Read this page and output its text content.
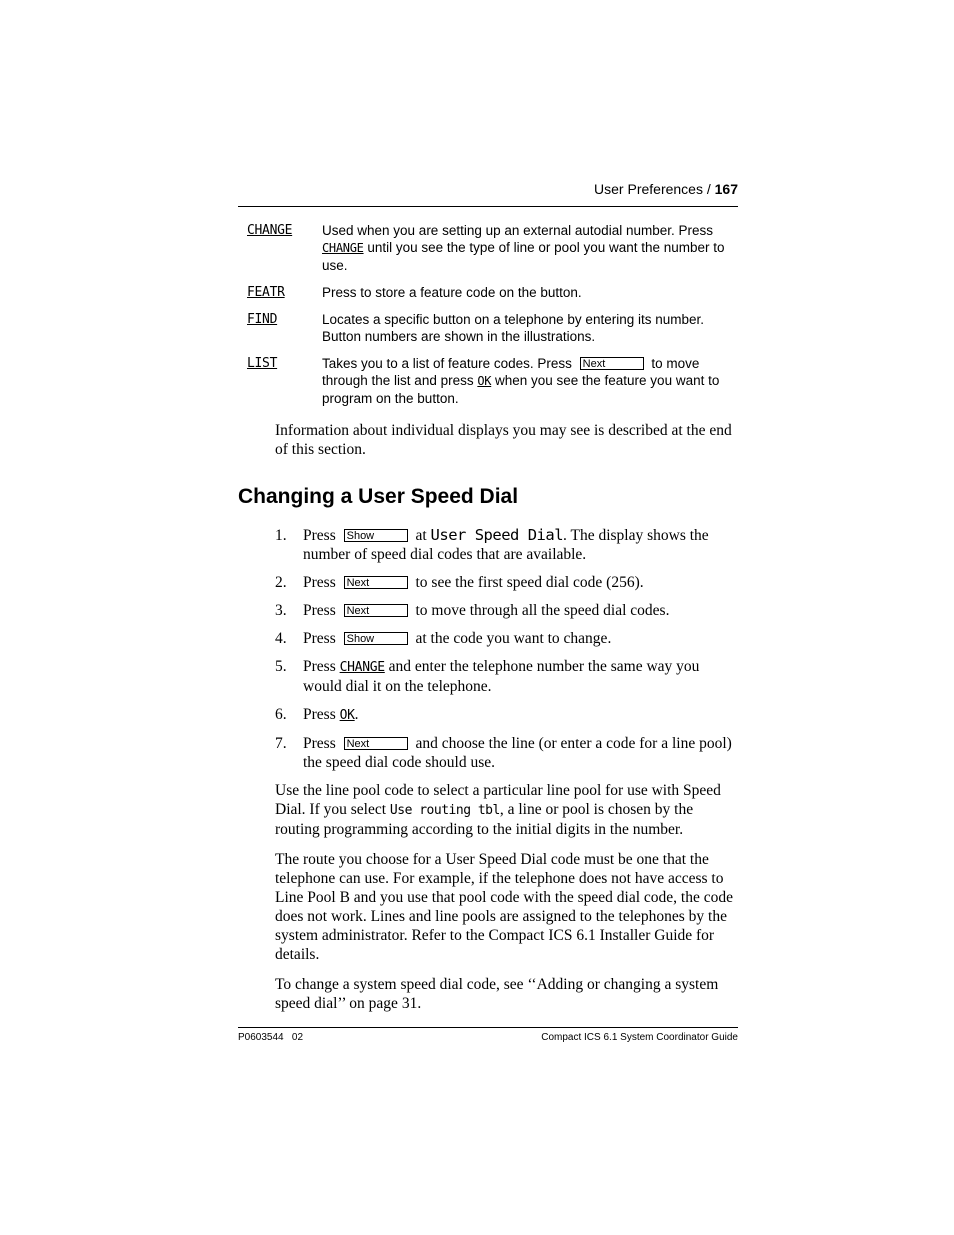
User Preferences / 167
CHANGE	Used when you are setting up an external autodial number. Press CHANGE until you see the type of line or pool you want the number to use.
FEATR	Press to store a feature code on the button.
FIND	Locates a specific button on a telephone by entering its number. Button numbers are shown in the illustrations.
LIST	Takes you to a list of feature codes. Press Next	to move through the list and press OK when you see the feature you want to program on the button.

Information about individual displays you may see is described at the end of this section.

Changing a User Speed Dial
1.	Press Show at User Speed Dial. The display shows the number of speed dial codes that are available.
2.	Press Next	to see the first speed dial code (256).
3.	Press Next	to move through all the speed dial codes.
4.	Press Show at the code you want to change.
5.	Press CHANGE and enter the telephone number the same way you would dial it on the telephone.
6.	Press OK.
7.	Press Next	and choose the line (or enter a code for a line pool) the speed dial code should use.

Use the line pool code to select a particular line pool for use with Speed Dial. If you select Use routing tbl, a line or pool is chosen by the routing programming according to the initial digits in the number.

The route you choose for a User Speed Dial code must be one that the telephone can use. For example, if the telephone does not have access to Line Pool B and you use that pool code with the speed dial code, the code does not work. Lines and line pools are assigned to the telephones by the system administrator. Refer to the Compact ICS 6.1 Installer Guide for details.

To change a system speed dial code, see ‘‘Adding or changing a system speed dial’’ on page 31.

P0603544   02	Compact ICS 6.1 System Coordinator Guide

□ □ □ □ □

STATED EXERCISE: Read the entries above, then pull out the lines that include "feature".

TASK RESULT:
FEATR	Press to store a feature code on the button.
LIST	Takes you to a list of feature codes. Press Next	to move through the list and press OK when you see the feature you want to program on the button.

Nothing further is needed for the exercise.